MATERIAL PROVIDED:
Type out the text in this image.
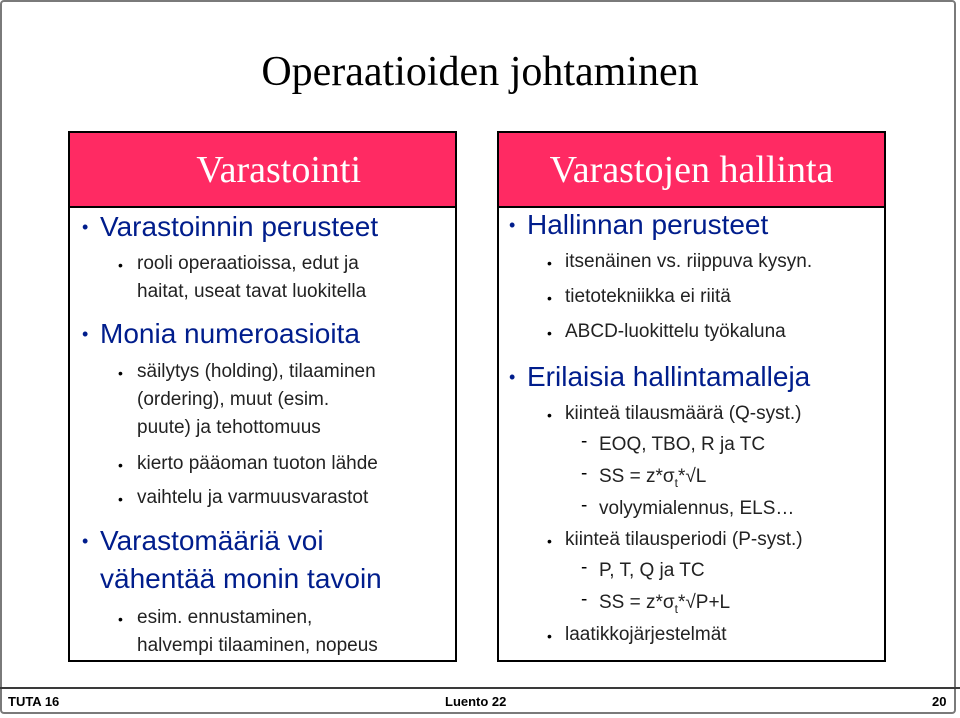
Operaatioiden johtaminen
Varastointi
• Varastoinnin perusteet
• rooli operaatioissa, edut ja
haitat, useat tavat luokitella
• Monia numeroasioita
• säilytys (holding), tilaaminen
(ordering), muut (esim.
puute) ja tehottomuus
• kierto pääoman tuoton lähde
• vaihtelu ja varmuusvarastot
• Varastomääriä voi
vähentää monin tavoin
• esim. ennustaminen,
halvempi tilaaminen, nopeus
Varastojen hallinta
• Hallinnan perusteet
• itsenäinen vs. riippuva kysyn.
• tietotekniikka ei riitä
• ABCD-luokittelu työkaluna
• Erilaisia hallintamalleja
• kiinteä tilausmäärä (Q-syst.)
- EOQ, TBO, R ja TC
- SS = $z*\sigma_t*√L$
- volyymialennus, ELS…
• kiinteä tilausperiodi (P-syst.)
- P, T, Q ja TC
- SS = $z*\sigma_t*√P+L$
• laatikkojärjestelmät
TUTA 16	Luento 22	20
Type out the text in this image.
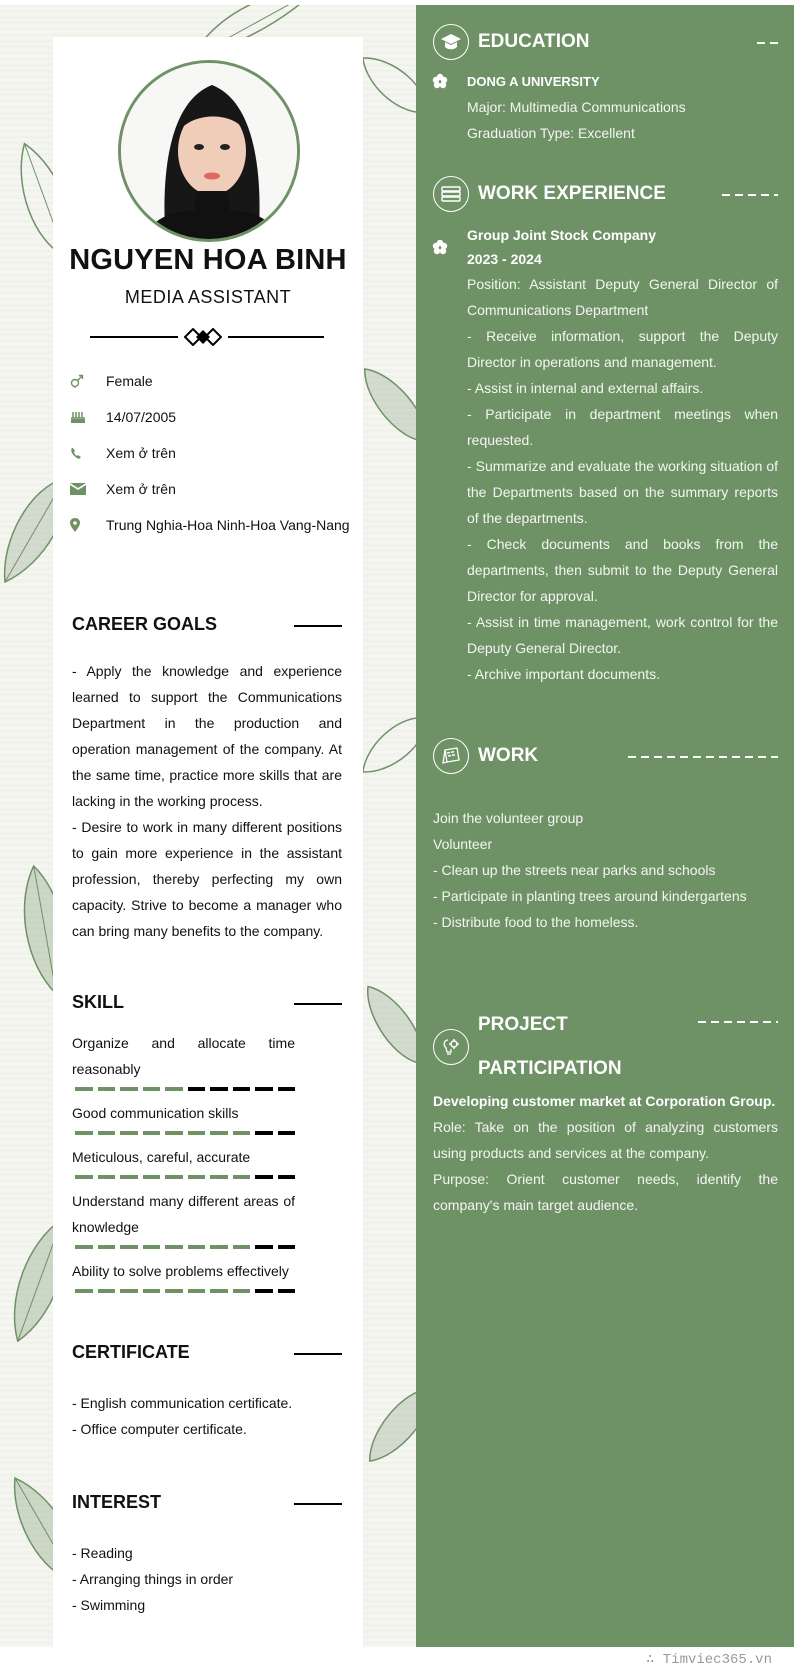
NGUYEN HOA BINH
MEDIA ASSISTANT
Female
14/07/2005
Xem ở trên
Xem ở trên
Trung Nghia-Hoa Ninh-Hoa Vang-Nang
CAREER GOALS
- Apply the knowledge and experience learned to support the Communications Department in the production and operation management of the company. At the same time, practice more skills that are lacking in the working process.
- Desire to work in many different positions to gain more experience in the assistant profession, thereby perfecting my own capacity. Strive to become a manager who can bring many benefits to the company.
SKILL
Organize and allocate time reasonably
Good communication skills
Meticulous, careful, accurate
Understand many different areas of knowledge
Ability to solve problems effectively
CERTIFICATE
- English communication certificate.
- Office computer certificate.
INTEREST
- Reading
- Arranging things in order
- Swimming
EDUCATION
DONG A UNIVERSITY
Major: Multimedia Communications
Graduation Type: Excellent
WORK EXPERIENCE
Group Joint Stock Company
2023 - 2024
Position: Assistant Deputy General Director of Communications Department
- Receive information, support the Deputy Director in operations and management.
- Assist in internal and external affairs.
- Participate in department meetings when requested.
- Summarize and evaluate the working situation of the Departments based on the summary reports of the departments.
- Check documents and books from the departments, then submit to the Deputy General Director for approval.
- Assist in time management, work control for the Deputy General Director.
- Archive important documents.
WORK
Join the volunteer group
Volunteer
- Clean up the streets near parks and schools
- Participate in planting trees around kindergartens
- Distribute food to the homeless.
PROJECT
PARTICIPATION
Developing customer market at Corporation Group.
Role: Take on the position of analyzing customers using products and services at the company.
Purpose: Orient customer needs, identify the company's main target audience.
∴ Timviec365.vn
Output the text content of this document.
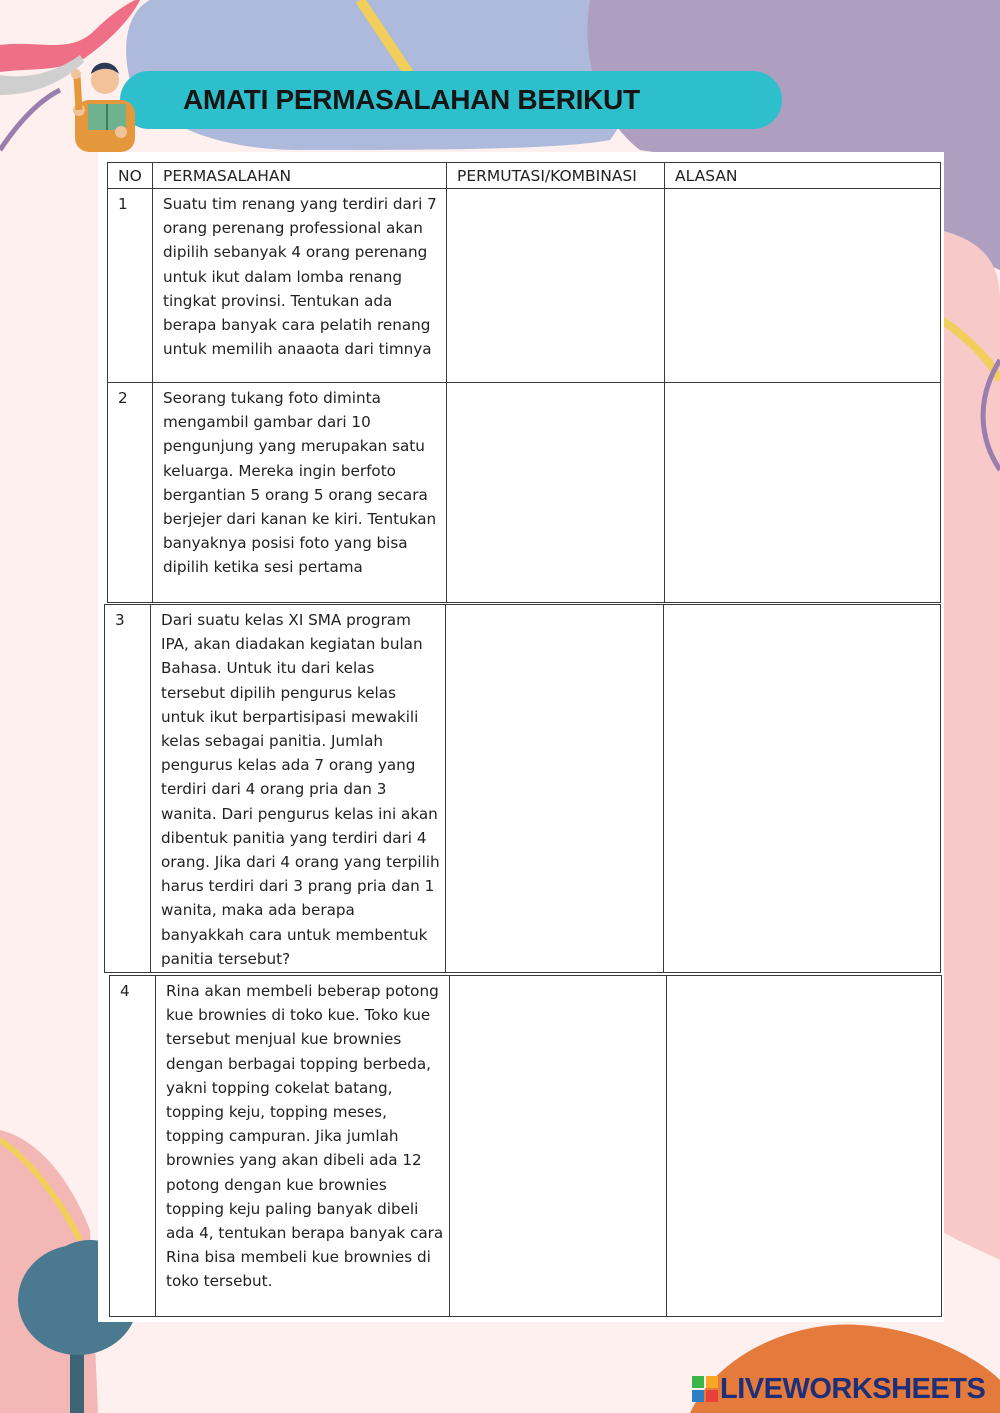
AMATI PERMASALAHAN BERIKUT
NO	PERMASALAHAN	PERMUTASI/KOMBINASI	ALASAN
1	Suatu tim renang yang terdiri dari 7 orang perenang professional akan dipilih sebanyak 4 orang perenang untuk ikut dalam lomba renang tingkat provinsi. Tentukan ada berapa banyak cara pelatih renang untuk memilih anaaota dari timnya		
2	Seorang tukang foto diminta mengambil gambar dari 10 pengunjung yang merupakan satu keluarga. Mereka ingin berfoto bergantian 5 orang 5 orang secara berjejer dari kanan ke kiri. Tentukan banyaknya posisi foto yang bisa dipilih ketika sesi pertama		
3	Dari suatu kelas XI SMA program IPA, akan diadakan kegiatan bulan Bahasa. Untuk itu dari kelas tersebut dipilih pengurus kelas untuk ikut berpartisipasi mewakili kelas sebagai panitia. Jumlah pengurus kelas ada 7 orang yang terdiri dari 4 orang pria dan 3 wanita. Dari pengurus kelas ini akan dibentuk panitia yang terdiri dari 4 orang. Jika dari 4 orang yang terpilih harus terdiri dari 3 prang pria dan 1 wanita, maka ada berapa banyakkah cara untuk membentuk panitia tersebut?		
4	Rina akan membeli beberap potong kue brownies di toko kue. Toko kue tersebut menjual kue brownies dengan berbagai topping berbeda, yakni topping cokelat batang, topping keju, topping meses, topping campuran. Jika jumlah brownies yang akan dibeli ada 12 potong dengan kue brownies topping keju paling banyak dibeli ada 4, tentukan berapa banyak cara Rina bisa membeli kue brownies di toko tersebut.		
LIVEWORKSHEETS
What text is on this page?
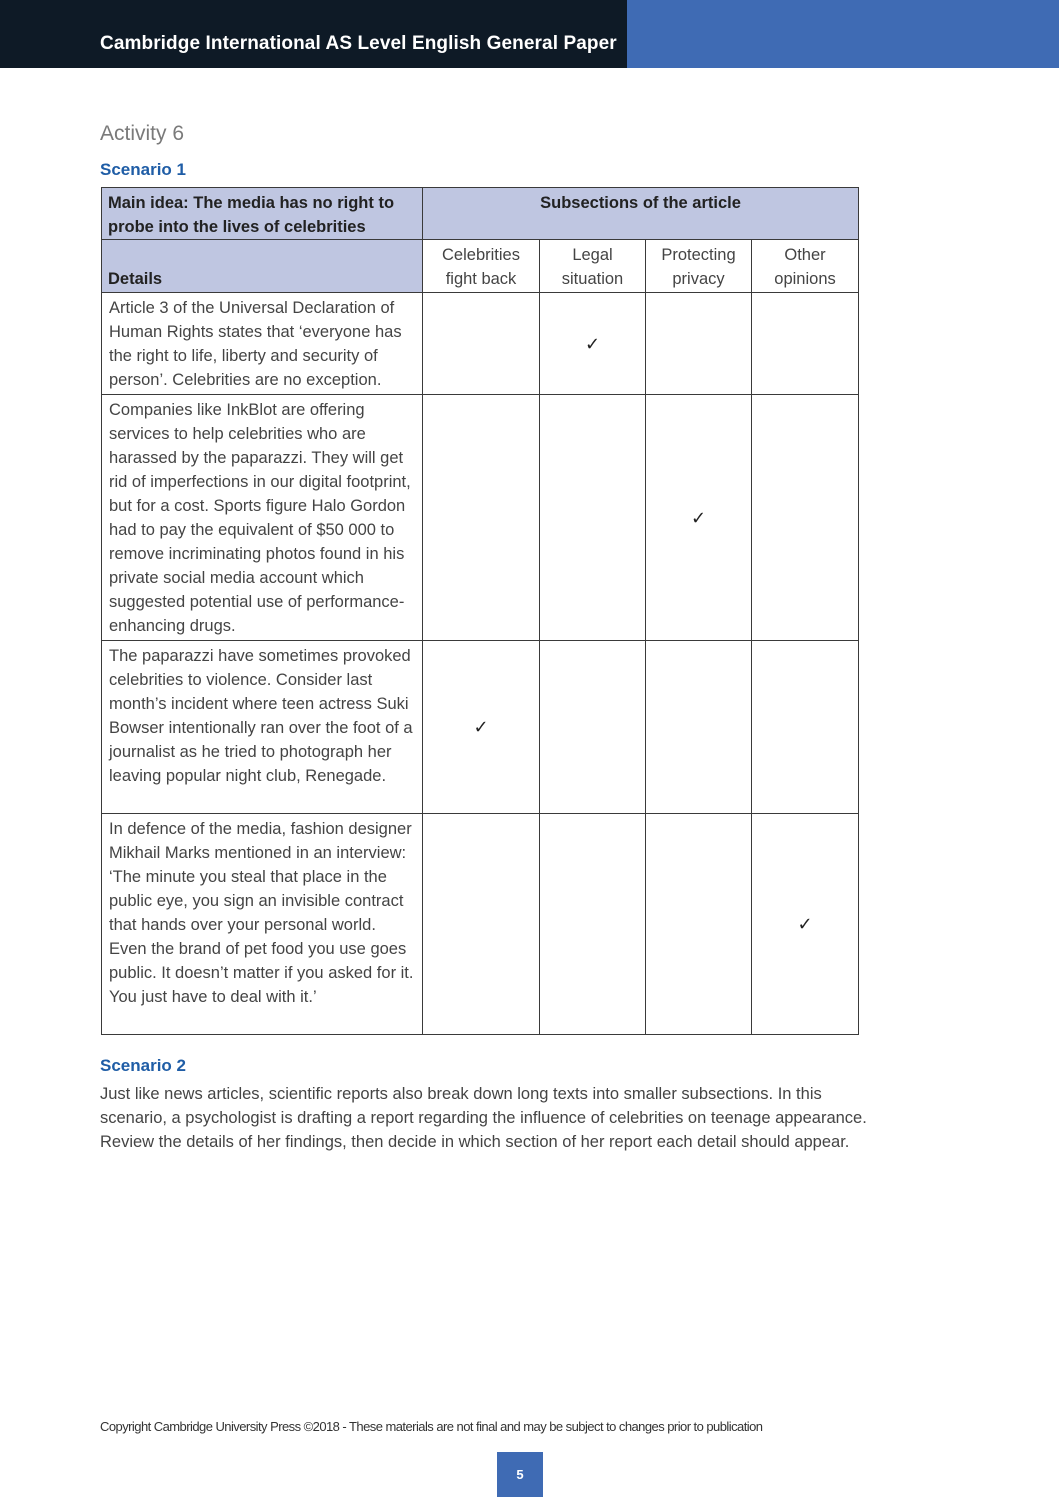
Cambridge International AS Level English General Paper
Activity 6
Scenario 1
Main idea: The media has no right to probe into the lives of celebrities	Subsections of the article			
Details	Celebrities fight back	Legal situation	Protecting privacy	Other opinions
Article 3 of the Universal Declaration of Human Rights states that ‘everyone has the right to life, liberty and security of person’. Celebrities are no exception.		✓		
Companies like InkBlot are offering services to help celebrities who are harassed by the paparazzi. They will get rid of imperfections in our digital footprint, but for a cost. Sports figure Halo Gordon had to pay the equivalent of $50 000 to remove incriminating photos found in his private social media account which suggested potential use of performance-enhancing drugs.			✓	
The paparazzi have sometimes provoked celebrities to violence. Consider last month’s incident where teen actress Suki Bowser intentionally ran over the foot of a journalist as he tried to photograph her leaving popular night club, Renegade.	✓			
In defence of the media, fashion designer Mikhail Marks mentioned in an interview: ‘The minute you steal that place in the public eye, you sign an invisible contract that hands over your personal world. Even the brand of pet food you use goes public. It doesn’t matter if you asked for it. You just have to deal with it.’				✓
Scenario 2
Just like news articles, scientific reports also break down long texts into smaller subsections. In this scenario, a psychologist is drafting a report regarding the influence of celebrities on teenage appearance. Review the details of her findings, then decide in which section of her report each detail should appear.
Copyright Cambridge University Press ©2018 - These materials are not final and may be subject to changes prior to publication
5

SHORT EXERCISE: Omit the pictures and restate the rest of the records verbatim.

EXERCISE RESPONSE:
Type out the text in this image.
Operaatioiden johtaminen
Varastointi
• Varastoinnin perusteet
• rooli operaatioissa, edut ja
haitat, useat tavat luokitella
• Monia numeroasioita
• säilytys (holding), tilaaminen
(ordering), muut (esim.
puute) ja tehottomuus
• kierto pääoman tuoton lähde
• vaihtelu ja varmuusvarastot
• Varastomääriä voi
vähentää monin tavoin
• esim. ennustaminen,
halvempi tilaaminen, nopeus
Varastojen hallinta
• Hallinnan perusteet
• itsenäinen vs. riippuva kysyn.
• tietotekniikka ei riitä
• ABCD-luokittelu työkaluna
• Erilaisia hallintamalleja
• kiinteä tilausmäärä (Q-syst.)
- EOQ, TBO, R ja TC
- SS = $z*\sigma_t*√L$
- volyymialennus, ELS…
• kiinteä tilausperiodi (P-syst.)
- P, T, Q ja TC
- SS = $z*\sigma_t*√P+L$
• laatikkojärjestelmät
TUTA 16	Luento 22	20
Type out the text in this image.
NGUYEN HOA BINH
MEDIA ASSISTANT
Female
14/07/2005
Xem ở trên
Xem ở trên
Trung Nghia-Hoa Ninh-Hoa Vang-Nang
CAREER GOALS
- Apply the knowledge and experience learned to support the Communications Department in the production and operation management of the company. At the same time, practice more skills that are lacking in the working process.
- Desire to work in many different positions to gain more experience in the assistant profession, thereby perfecting my own capacity. Strive to become a manager who can bring many benefits to the company.
SKILL
Organize and allocate time reasonably
Good communication skills
Meticulous, careful, accurate
Understand many different areas of knowledge
Ability to solve problems effectively
CERTIFICATE
- English communication certificate.
- Office computer certificate.
INTEREST
- Reading
- Arranging things in order
- Swimming
EDUCATION
DONG A UNIVERSITY
Major: Multimedia Communications
Graduation Type: Excellent
WORK EXPERIENCE
Group Joint Stock Company
2023 - 2024
Position: Assistant Deputy General Director of Communications Department
- Receive information, support the Deputy Director in operations and management.
- Assist in internal and external affairs.
- Participate in department meetings when requested.
- Summarize and evaluate the working situation of the Departments based on the summary reports of the departments.
- Check documents and books from the departments, then submit to the Deputy General Director for approval.
- Assist in time management, work control for the Deputy General Director.
- Archive important documents.
WORK
Join the volunteer group
Volunteer
- Clean up the streets near parks and schools
- Participate in planting trees around kindergartens
- Distribute food to the homeless.
PROJECT
PARTICIPATION
Developing customer market at Corporation Group.
Role: Take on the position of analyzing customers using products and services at the company.
Purpose: Orient customer needs, identify the company's main target audience.
∴ Timviec365.vn
Output the text content of this document.
AMATI PERMASALAHAN BERIKUT
NO	PERMASALAHAN	PERMUTASI/KOMBINASI	ALASAN
1	Suatu tim renang yang terdiri dari 7 orang perenang professional akan dipilih sebanyak 4 orang perenang untuk ikut dalam lomba renang tingkat provinsi. Tentukan ada berapa banyak cara pelatih renang untuk memilih anaaota dari timnya		
2	Seorang tukang foto diminta mengambil gambar dari 10 pengunjung yang merupakan satu keluarga. Mereka ingin berfoto bergantian 5 orang 5 orang secara berjejer dari kanan ke kiri. Tentukan banyaknya posisi foto yang bisa dipilih ketika sesi pertama		
3	Dari suatu kelas XI SMA program IPA, akan diadakan kegiatan bulan Bahasa. Untuk itu dari kelas tersebut dipilih pengurus kelas untuk ikut berpartisipasi mewakili kelas sebagai panitia. Jumlah pengurus kelas ada 7 orang yang terdiri dari 4 orang pria dan 3 wanita. Dari pengurus kelas ini akan dibentuk panitia yang terdiri dari 4 orang. Jika dari 4 orang yang terpilih harus terdiri dari 3 prang pria dan 1 wanita, maka ada berapa banyakkah cara untuk membentuk panitia tersebut?		
4	Rina akan membeli beberap potong kue brownies di toko kue. Toko kue tersebut menjual kue brownies dengan berbagai topping berbeda, yakni topping cokelat batang, topping keju, topping meses, topping campuran. Jika jumlah brownies yang akan dibeli ada 12 potong dengan kue brownies topping keju paling banyak dibeli ada 4, tentukan berapa banyak cara Rina bisa membeli kue brownies di toko tersebut.		
LIVEWORKSHEETS
What text is on this page?
Cambridge International AS Level English General Paper
Activity 6
Scenario 1
Main idea: The media has no right to probe into the lives of celebrities	Subsections of the article			
Details	Celebrities fight back	Legal situation	Protecting privacy	Other opinions
Article 3 of the Universal Declaration of Human Rights states that ‘everyone has the right to life, liberty and security of person’. Celebrities are no exception.		✓		
Companies like InkBlot are offering services to help celebrities who are harassed by the paparazzi. They will get rid of imperfections in our digital footprint, but for a cost. Sports figure Halo Gordon had to pay the equivalent of $50 000 to remove incriminating photos found in his private social media account which suggested potential use of performance-enhancing drugs.			✓	
The paparazzi have sometimes provoked celebrities to violence. Consider last month’s incident where teen actress Suki Bowser intentionally ran over the foot of a journalist as he tried to photograph her leaving popular night club, Renegade.	✓			
In defence of the media, fashion designer Mikhail Marks mentioned in an interview: ‘The minute you steal that place in the public eye, you sign an invisible contract that hands over your personal world. Even the brand of pet food you use goes public. It doesn’t matter if you asked for it. You just have to deal with it.’				✓
Scenario 2
Just like news articles, scientific reports also break down long texts into smaller subsections. In this scenario, a psychologist is drafting a report regarding the influence of celebrities on teenage appearance. Review the details of her findings, then decide in which section of her report each detail should appear.
Copyright Cambridge University Press ©2018 - These materials are not final and may be subject to changes prior to publication
5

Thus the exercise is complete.